STATED GOAL: Set the following entries down again exactly, line by line.

THE INPUT:

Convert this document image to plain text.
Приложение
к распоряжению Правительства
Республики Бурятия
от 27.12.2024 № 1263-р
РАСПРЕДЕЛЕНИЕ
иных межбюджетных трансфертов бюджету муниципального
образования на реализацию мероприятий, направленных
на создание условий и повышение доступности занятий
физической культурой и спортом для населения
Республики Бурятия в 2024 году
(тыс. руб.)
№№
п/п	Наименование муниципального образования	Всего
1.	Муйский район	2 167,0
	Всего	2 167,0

RESPONSE TO THE TASK:
Convert this document image to plain text.
Приложение
к распоряжению Правительства
Республики Бурятия
от 27.12.2024 № 1263-р
РАСПРЕДЕЛЕНИЕ
иных межбюджетных трансфертов бюджету муниципального
образования на реализацию мероприятий, направленных
на создание условий и повышение доступности занятий
физической культурой и спортом для населения
Республики Бурятия в 2024 году
(тыс. руб.)
№№
п/п	Наименование муниципального образования	Всего
1.	Муйский район	2 167,0
	Всего	2 167,0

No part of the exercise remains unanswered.